*Work instructions*
Every line that contains the word "亚洲东北部隔白令海峡与北美洲相望" should be copied out.

*Stored items from a collection*
○ ○ ○ ○ ○ ○ ○
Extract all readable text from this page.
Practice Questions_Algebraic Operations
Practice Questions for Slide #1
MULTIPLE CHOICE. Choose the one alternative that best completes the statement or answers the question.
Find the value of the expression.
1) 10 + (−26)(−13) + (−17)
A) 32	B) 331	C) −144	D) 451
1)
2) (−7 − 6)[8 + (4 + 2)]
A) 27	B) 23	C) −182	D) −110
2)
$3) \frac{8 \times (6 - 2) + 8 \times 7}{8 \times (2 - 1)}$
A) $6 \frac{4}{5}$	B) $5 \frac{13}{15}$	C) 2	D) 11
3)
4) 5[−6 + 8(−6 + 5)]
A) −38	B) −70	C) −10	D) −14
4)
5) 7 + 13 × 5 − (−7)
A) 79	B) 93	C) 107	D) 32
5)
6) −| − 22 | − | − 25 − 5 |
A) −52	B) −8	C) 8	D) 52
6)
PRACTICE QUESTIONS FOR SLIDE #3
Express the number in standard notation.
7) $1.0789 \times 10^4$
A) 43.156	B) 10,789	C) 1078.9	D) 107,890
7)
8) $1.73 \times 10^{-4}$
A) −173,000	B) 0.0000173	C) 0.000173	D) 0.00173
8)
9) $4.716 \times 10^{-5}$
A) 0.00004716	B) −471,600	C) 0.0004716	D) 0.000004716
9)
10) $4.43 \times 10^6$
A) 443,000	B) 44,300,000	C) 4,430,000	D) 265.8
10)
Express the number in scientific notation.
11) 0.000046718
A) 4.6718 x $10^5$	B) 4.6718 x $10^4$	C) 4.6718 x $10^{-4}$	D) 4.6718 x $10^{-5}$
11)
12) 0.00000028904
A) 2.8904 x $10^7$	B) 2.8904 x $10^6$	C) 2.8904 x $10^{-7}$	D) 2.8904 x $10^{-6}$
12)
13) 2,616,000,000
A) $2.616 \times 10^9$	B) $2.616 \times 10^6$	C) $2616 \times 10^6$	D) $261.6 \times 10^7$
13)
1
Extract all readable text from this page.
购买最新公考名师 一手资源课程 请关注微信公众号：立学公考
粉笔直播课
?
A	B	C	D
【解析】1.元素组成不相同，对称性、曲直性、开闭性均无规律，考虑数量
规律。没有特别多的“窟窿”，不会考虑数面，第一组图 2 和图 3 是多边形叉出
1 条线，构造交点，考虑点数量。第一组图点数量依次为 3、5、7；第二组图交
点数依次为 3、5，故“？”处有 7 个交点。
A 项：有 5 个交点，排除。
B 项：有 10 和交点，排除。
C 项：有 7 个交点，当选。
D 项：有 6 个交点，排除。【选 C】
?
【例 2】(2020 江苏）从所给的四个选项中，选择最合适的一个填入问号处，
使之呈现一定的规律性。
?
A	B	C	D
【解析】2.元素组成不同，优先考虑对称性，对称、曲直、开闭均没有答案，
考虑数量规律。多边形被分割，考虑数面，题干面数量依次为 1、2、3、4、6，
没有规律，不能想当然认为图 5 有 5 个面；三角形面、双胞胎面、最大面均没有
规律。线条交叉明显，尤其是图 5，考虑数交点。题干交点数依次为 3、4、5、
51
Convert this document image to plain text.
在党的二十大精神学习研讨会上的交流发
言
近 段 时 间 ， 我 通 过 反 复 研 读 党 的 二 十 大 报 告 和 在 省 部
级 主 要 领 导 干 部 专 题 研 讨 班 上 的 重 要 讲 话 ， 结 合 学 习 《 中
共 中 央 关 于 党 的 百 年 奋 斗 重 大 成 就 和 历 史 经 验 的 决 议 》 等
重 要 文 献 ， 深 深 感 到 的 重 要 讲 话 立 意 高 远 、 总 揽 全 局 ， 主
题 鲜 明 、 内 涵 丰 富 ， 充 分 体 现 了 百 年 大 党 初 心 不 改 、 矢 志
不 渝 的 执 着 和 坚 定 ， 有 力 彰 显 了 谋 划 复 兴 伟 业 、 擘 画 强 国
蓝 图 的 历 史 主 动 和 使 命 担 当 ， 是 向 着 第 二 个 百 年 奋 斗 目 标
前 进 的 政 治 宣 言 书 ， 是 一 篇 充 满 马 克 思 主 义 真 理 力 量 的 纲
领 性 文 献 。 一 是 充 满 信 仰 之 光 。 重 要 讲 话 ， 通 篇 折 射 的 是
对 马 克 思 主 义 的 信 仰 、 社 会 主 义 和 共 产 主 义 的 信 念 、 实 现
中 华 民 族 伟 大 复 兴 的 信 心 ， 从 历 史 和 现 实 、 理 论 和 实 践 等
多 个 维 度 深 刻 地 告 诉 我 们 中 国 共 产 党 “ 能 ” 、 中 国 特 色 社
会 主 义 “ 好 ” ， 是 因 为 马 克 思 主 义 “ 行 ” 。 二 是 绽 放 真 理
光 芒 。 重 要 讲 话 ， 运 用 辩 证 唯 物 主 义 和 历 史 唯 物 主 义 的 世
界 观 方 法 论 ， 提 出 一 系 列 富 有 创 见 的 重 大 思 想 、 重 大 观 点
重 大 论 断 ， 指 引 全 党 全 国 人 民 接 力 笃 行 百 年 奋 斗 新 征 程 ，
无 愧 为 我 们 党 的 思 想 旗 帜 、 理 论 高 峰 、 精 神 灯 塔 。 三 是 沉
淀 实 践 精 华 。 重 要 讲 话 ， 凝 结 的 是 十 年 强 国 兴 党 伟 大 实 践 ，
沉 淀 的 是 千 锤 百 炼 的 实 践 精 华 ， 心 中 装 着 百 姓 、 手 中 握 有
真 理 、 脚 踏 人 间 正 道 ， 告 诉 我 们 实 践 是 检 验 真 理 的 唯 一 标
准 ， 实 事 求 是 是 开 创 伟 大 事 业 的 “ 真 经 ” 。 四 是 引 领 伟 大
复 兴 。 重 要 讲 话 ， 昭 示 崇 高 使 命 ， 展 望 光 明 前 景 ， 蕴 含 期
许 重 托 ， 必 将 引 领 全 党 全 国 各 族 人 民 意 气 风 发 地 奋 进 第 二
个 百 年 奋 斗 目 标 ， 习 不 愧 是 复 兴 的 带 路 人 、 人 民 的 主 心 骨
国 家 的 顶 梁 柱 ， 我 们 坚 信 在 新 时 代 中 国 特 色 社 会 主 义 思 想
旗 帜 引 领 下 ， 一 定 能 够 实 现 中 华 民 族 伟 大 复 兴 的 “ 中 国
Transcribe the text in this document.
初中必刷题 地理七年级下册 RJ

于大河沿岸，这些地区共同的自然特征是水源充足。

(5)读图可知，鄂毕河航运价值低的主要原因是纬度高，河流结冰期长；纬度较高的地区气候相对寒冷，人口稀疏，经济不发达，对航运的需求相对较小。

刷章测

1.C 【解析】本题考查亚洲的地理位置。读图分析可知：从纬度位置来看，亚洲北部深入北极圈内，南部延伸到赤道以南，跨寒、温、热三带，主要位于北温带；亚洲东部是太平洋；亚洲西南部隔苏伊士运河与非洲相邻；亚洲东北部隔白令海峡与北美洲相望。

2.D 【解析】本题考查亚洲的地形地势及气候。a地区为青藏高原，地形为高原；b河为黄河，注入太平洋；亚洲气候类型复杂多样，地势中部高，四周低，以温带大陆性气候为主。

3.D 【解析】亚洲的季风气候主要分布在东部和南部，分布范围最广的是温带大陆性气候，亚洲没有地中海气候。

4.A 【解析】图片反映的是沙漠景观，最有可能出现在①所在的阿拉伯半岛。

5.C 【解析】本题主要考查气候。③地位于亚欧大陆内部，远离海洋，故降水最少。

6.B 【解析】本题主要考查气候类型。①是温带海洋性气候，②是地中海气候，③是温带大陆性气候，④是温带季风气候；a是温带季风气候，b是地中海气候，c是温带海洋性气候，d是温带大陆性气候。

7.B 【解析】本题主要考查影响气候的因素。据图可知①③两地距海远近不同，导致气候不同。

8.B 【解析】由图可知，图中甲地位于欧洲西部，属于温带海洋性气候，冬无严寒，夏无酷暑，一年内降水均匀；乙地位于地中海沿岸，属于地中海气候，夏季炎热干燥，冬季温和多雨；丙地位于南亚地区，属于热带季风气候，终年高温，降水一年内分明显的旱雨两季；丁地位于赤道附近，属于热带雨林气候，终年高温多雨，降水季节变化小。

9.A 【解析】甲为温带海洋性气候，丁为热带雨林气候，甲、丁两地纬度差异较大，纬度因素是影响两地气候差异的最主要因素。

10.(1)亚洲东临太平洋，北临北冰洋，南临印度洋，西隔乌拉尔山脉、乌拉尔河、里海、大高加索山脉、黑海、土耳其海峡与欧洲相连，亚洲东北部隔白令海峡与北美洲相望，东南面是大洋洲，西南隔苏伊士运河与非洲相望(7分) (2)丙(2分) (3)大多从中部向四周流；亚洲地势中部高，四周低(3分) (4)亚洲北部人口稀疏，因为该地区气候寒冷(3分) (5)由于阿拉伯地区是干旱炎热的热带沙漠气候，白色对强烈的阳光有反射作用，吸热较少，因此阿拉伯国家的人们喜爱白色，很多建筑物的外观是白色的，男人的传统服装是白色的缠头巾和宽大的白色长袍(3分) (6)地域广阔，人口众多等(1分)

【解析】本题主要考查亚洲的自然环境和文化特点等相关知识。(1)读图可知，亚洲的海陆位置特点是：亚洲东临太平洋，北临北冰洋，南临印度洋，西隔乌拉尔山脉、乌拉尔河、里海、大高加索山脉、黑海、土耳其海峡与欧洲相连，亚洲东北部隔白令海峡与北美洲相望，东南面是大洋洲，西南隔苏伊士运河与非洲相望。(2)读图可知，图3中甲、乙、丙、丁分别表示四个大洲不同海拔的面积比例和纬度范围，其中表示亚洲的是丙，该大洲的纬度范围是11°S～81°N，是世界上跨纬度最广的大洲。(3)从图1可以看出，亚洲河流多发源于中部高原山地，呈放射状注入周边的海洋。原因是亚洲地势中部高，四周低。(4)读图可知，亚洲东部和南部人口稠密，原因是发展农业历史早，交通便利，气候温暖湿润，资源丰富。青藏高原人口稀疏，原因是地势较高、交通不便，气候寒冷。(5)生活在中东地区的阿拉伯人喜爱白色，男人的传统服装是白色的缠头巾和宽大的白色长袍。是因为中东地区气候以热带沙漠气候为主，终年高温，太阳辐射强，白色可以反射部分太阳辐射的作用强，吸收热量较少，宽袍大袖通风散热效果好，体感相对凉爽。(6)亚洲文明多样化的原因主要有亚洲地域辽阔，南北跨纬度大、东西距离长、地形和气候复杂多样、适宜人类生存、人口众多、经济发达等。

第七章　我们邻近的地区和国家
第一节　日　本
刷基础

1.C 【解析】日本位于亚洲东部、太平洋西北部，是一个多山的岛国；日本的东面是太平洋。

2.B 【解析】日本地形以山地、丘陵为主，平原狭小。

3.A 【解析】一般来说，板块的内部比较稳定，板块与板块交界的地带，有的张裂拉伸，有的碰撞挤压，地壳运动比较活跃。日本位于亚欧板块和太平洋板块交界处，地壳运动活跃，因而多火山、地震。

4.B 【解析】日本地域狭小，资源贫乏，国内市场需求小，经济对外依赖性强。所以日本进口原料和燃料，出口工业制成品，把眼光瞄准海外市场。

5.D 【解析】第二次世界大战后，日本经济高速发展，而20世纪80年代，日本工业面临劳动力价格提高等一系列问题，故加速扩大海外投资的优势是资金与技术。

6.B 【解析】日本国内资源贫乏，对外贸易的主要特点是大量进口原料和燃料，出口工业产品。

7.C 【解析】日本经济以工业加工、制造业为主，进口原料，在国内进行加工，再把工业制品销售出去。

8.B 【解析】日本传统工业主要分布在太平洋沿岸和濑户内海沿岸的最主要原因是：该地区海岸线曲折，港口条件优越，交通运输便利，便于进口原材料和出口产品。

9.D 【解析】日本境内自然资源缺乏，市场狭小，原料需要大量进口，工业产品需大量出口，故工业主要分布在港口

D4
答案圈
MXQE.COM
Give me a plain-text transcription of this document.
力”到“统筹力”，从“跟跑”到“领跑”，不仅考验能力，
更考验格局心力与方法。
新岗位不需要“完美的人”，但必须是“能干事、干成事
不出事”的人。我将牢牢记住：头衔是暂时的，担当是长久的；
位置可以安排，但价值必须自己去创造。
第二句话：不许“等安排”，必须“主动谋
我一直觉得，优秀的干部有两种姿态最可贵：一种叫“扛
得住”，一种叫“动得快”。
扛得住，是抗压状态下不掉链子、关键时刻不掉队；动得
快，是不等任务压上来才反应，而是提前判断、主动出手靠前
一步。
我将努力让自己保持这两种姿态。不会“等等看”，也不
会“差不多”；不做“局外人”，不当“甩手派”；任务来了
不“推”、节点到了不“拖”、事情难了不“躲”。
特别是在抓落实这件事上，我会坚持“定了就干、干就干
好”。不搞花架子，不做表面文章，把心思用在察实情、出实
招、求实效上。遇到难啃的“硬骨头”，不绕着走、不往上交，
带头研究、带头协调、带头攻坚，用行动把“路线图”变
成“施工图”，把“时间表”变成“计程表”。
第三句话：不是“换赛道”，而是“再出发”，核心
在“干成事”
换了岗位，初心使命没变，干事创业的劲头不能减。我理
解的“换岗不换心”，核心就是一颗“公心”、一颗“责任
○ ○ ○ ○ ○ ○ ○
*Completed task*
1.C 【解析】本题考查亚洲的地理位置。读图分析可知：从纬度位置来看，亚洲北部深入北极圈内，南部延伸到赤道以南，跨寒、温、热三带，主要位于北温带；亚洲东部是太平洋；亚洲西南部隔苏伊士运河与非洲相邻；亚洲东北部隔白令海峡与北美洲相望。
10.(1)亚洲东临太平洋，北临北冰洋，南临印度洋，西隔乌拉尔山脉、乌拉尔河、里海、大高加索山脉、黑海、土耳其海峡与欧洲相连，亚洲东北部隔白令海峡与北美洲相望，东南面是大洋洲，西南隔苏伊士运河与非洲相望(7分) (2)丙(2分) (3)大多从中部向四周流；亚洲地势中部高，四周低(3分) (4)亚洲北部人口稀疏，因为该地区气候寒冷(3分) (5)由于阿拉伯地区是干旱炎热的热带沙漠气候，白色对强烈的阳光有反射作用，吸热较少，因此阿拉伯国家的人们喜爱白色，很多建筑物的外观是白色的，男人的传统服装是白色的缠头巾和宽大的白色长袍(3分) (6)地域广阔，人口众多等(1分)
【解析】本题主要考查亚洲的自然环境和文化特点等相关知识。(1)读图可知，亚洲的海陆位置特点是：亚洲东临太平洋，北临北冰洋，南临印度洋，西隔乌拉尔山脉、乌拉尔河、里海、大高加索山脉、黑海、土耳其海峡与欧洲相连，亚洲东北部隔白令海峡与北美洲相望，东南面是大洋洲，西南隔苏伊士运河与非洲相望。(2)读图可知，图3中甲、乙、丙、丁分别表示四个大洲不同海拔的面积比例和纬度范围，其中表示亚洲的是丙，该大洲的纬度范围是11°S～81°N，是世界上跨纬度最广的大洲。(3)从图1可以看出，亚洲河流多发源于中部高原山地，呈放射状注入周边的海洋。原因是亚洲地势中部高，四周低。(4)读图可知，亚洲东部和南部人口稠密，原因是发展农业历史早，交通便利，气候温暖湿润，资源丰富。青藏高原人口稀疏，原因是地势较高、交通不便，气候寒冷。(5)生活在中东地区的阿拉伯人喜爱白色，男人的传统服装是白色的缠头巾和宽大的白色长袍。是因为中东地区气候以热带沙漠气候为主，终年高温，太阳辐射强，白色可以反射部分太阳辐射的作用强，吸收热量较少，宽袍大袖通风散热效果好，体感相对凉爽。(6)亚洲文明多样化的原因主要有亚洲地域辽阔，南北跨纬度大、东西距离长、地形和气候复杂多样、适宜人类生存、人口众多、经济发达等。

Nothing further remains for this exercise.